— begin MATERIAL SUPPLIED —

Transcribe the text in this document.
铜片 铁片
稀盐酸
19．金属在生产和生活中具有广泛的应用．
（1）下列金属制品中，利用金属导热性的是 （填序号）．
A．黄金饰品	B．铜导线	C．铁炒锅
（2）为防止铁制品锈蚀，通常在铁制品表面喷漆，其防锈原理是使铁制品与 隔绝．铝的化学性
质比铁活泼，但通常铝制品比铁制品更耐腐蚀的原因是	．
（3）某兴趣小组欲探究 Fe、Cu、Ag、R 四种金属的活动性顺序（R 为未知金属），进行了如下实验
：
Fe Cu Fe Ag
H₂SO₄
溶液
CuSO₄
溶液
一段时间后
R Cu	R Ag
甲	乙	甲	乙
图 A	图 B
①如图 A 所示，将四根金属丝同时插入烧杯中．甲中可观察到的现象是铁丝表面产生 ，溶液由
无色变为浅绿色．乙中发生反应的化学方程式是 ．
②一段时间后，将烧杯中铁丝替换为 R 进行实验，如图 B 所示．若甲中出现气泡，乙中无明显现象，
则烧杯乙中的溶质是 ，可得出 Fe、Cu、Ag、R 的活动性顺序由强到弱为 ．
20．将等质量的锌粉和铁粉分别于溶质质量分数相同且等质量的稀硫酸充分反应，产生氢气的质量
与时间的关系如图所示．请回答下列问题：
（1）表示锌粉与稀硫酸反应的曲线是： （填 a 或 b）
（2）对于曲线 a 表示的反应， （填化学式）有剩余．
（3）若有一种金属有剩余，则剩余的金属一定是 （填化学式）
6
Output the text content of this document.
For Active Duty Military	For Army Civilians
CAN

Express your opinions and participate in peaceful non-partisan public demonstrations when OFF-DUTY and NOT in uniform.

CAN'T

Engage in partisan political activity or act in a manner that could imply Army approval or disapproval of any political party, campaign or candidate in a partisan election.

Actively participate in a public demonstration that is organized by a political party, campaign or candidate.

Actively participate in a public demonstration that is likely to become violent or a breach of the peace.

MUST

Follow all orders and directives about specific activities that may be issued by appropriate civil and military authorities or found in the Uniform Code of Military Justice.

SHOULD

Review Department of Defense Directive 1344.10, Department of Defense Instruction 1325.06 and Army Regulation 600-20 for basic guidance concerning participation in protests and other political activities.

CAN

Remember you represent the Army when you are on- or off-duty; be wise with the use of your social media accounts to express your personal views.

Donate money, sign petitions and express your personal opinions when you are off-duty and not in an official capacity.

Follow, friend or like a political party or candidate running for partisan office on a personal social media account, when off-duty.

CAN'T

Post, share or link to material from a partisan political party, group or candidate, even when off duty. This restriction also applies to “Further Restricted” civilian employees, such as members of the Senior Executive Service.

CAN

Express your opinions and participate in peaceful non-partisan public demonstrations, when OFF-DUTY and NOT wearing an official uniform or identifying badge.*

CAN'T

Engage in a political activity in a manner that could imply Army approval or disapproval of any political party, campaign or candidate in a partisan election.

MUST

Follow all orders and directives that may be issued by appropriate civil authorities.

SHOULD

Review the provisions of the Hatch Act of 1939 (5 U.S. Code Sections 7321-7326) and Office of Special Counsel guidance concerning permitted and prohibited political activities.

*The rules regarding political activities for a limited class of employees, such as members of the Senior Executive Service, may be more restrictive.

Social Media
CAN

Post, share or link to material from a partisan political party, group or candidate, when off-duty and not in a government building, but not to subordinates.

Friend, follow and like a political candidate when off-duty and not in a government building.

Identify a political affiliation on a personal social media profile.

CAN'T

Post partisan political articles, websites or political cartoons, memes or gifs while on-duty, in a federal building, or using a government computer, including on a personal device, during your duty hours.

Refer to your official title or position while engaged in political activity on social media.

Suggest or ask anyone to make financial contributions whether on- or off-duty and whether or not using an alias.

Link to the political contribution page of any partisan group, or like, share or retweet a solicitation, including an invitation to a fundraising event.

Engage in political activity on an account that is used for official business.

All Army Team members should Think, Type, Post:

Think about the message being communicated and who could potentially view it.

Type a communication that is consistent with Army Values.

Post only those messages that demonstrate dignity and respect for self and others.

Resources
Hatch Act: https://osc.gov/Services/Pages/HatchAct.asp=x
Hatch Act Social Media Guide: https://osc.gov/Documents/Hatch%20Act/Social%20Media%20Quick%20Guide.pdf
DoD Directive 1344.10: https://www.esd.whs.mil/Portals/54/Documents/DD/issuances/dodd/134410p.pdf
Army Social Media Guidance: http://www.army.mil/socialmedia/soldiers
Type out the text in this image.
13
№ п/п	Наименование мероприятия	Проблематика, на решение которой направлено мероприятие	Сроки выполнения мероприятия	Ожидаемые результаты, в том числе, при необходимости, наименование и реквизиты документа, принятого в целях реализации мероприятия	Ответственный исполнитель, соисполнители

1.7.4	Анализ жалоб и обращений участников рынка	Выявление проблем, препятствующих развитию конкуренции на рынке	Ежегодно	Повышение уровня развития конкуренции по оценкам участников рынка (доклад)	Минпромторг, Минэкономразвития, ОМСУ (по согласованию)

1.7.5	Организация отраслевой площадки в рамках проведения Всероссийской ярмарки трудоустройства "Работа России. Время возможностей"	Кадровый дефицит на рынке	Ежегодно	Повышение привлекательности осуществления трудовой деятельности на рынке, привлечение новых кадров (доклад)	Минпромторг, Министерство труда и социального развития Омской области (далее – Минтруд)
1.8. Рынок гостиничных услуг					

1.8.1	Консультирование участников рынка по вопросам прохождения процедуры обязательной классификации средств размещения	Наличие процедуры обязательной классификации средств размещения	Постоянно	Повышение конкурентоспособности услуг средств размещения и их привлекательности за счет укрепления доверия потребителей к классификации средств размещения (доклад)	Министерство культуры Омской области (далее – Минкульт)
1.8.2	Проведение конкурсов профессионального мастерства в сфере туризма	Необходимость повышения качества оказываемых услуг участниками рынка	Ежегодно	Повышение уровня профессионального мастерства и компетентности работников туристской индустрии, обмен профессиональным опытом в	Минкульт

— end MATERIAL SUPPLIED —

● **THE EXERCISE**:
Set out the complete listing exactly as shown.

● **SOLUTION TO THIS PROBLEM**:
Transcribe the text in this document.
铜片 铁片
稀盐酸
19．金属在生产和生活中具有广泛的应用．
（1）下列金属制品中，利用金属导热性的是 （填序号）．
A．黄金饰品	B．铜导线	C．铁炒锅
（2）为防止铁制品锈蚀，通常在铁制品表面喷漆，其防锈原理是使铁制品与 隔绝．铝的化学性
质比铁活泼，但通常铝制品比铁制品更耐腐蚀的原因是	．
（3）某兴趣小组欲探究 Fe、Cu、Ag、R 四种金属的活动性顺序（R 为未知金属），进行了如下实验
：
Fe Cu Fe Ag
H₂SO₄
溶液
CuSO₄
溶液
一段时间后
R Cu	R Ag
甲	乙	甲	乙
图 A	图 B
①如图 A 所示，将四根金属丝同时插入烧杯中．甲中可观察到的现象是铁丝表面产生 ，溶液由
无色变为浅绿色．乙中发生反应的化学方程式是 ．
②一段时间后，将烧杯中铁丝替换为 R 进行实验，如图 B 所示．若甲中出现气泡，乙中无明显现象，
则烧杯乙中的溶质是 ，可得出 Fe、Cu、Ag、R 的活动性顺序由强到弱为 ．
20．将等质量的锌粉和铁粉分别于溶质质量分数相同且等质量的稀硫酸充分反应，产生氢气的质量
与时间的关系如图所示．请回答下列问题：
（1）表示锌粉与稀硫酸反应的曲线是： （填 a 或 b）
（2）对于曲线 a 表示的反应， （填化学式）有剩余．
（3）若有一种金属有剩余，则剩余的金属一定是 （填化学式）
6
Output the text content of this document.
For Active Duty Military	For Army Civilians
CAN

Express your opinions and participate in peaceful non-partisan public demonstrations when OFF-DUTY and NOT in uniform.

CAN'T

Engage in partisan political activity or act in a manner that could imply Army approval or disapproval of any political party, campaign or candidate in a partisan election.

Actively participate in a public demonstration that is organized by a political party, campaign or candidate.

Actively participate in a public demonstration that is likely to become violent or a breach of the peace.

MUST

Follow all orders and directives about specific activities that may be issued by appropriate civil and military authorities or found in the Uniform Code of Military Justice.

SHOULD

Review Department of Defense Directive 1344.10, Department of Defense Instruction 1325.06 and Army Regulation 600-20 for basic guidance concerning participation in protests and other political activities.

CAN

Remember you represent the Army when you are on- or off-duty; be wise with the use of your social media accounts to express your personal views.

Donate money, sign petitions and express your personal opinions when you are off-duty and not in an official capacity.

Follow, friend or like a political party or candidate running for partisan office on a personal social media account, when off-duty.

CAN'T

Post, share or link to material from a partisan political party, group or candidate, even when off duty. This restriction also applies to “Further Restricted” civilian employees, such as members of the Senior Executive Service.

CAN

Express your opinions and participate in peaceful non-partisan public demonstrations, when OFF-DUTY and NOT wearing an official uniform or identifying badge.*

CAN'T

Engage in a political activity in a manner that could imply Army approval or disapproval of any political party, campaign or candidate in a partisan election.

MUST

Follow all orders and directives that may be issued by appropriate civil authorities.

SHOULD

Review the provisions of the Hatch Act of 1939 (5 U.S. Code Sections 7321-7326) and Office of Special Counsel guidance concerning permitted and prohibited political activities.

*The rules regarding political activities for a limited class of employees, such as members of the Senior Executive Service, may be more restrictive.

Social Media
CAN

Post, share or link to material from a partisan political party, group or candidate, when off-duty and not in a government building, but not to subordinates.

Friend, follow and like a political candidate when off-duty and not in a government building.

Identify a political affiliation on a personal social media profile.

CAN'T

Post partisan political articles, websites or political cartoons, memes or gifs while on-duty, in a federal building, or using a government computer, including on a personal device, during your duty hours.

Refer to your official title or position while engaged in political activity on social media.

Suggest or ask anyone to make financial contributions whether on- or off-duty and whether or not using an alias.

Link to the political contribution page of any partisan group, or like, share or retweet a solicitation, including an invitation to a fundraising event.

Engage in political activity on an account that is used for official business.

All Army Team members should Think, Type, Post:

Think about the message being communicated and who could potentially view it.

Type a communication that is consistent with Army Values.

Post only those messages that demonstrate dignity and respect for self and others.

Resources
Hatch Act: https://osc.gov/Services/Pages/HatchAct.asp=x
Hatch Act Social Media Guide: https://osc.gov/Documents/Hatch%20Act/Social%20Media%20Quick%20Guide.pdf
DoD Directive 1344.10: https://www.esd.whs.mil/Portals/54/Documents/DD/issuances/dodd/134410p.pdf
Army Social Media Guidance: http://www.army.mil/socialmedia/soldiers
Type out the text in this image.
13
№ п/п	Наименование мероприятия	Проблематика, на решение которой направлено мероприятие	Сроки выполнения мероприятия	Ожидаемые результаты, в том числе, при необходимости, наименование и реквизиты документа, принятого в целях реализации мероприятия	Ответственный исполнитель, соисполнители

1.7.4	Анализ жалоб и обращений участников рынка	Выявление проблем, препятствующих развитию конкуренции на рынке	Ежегодно	Повышение уровня развития конкуренции по оценкам участников рынка (доклад)	Минпромторг, Минэкономразвития, ОМСУ (по согласованию)

1.7.5	Организация отраслевой площадки в рамках проведения Всероссийской ярмарки трудоустройства "Работа России. Время возможностей"	Кадровый дефицит на рынке	Ежегодно	Повышение привлекательности осуществления трудовой деятельности на рынке, привлечение новых кадров (доклад)	Минпромторг, Министерство труда и социального развития Омской области (далее – Минтруд)
1.8. Рынок гостиничных услуг					

1.8.1	Консультирование участников рынка по вопросам прохождения процедуры обязательной классификации средств размещения	Наличие процедуры обязательной классификации средств размещения	Постоянно	Повышение конкурентоспособности услуг средств размещения и их привлекательности за счет укрепления доверия потребителей к классификации средств размещения (доклад)	Министерство культуры Омской области (далее – Минкульт)
1.8.2	Проведение конкурсов профессионального мастерства в сфере туризма	Необходимость повышения качества оказываемых услуг участниками рынка	Ежегодно	Повышение уровня профессионального мастерства и компетентности работников туристской индустрии, обмен профессиональным опытом в	Минкульт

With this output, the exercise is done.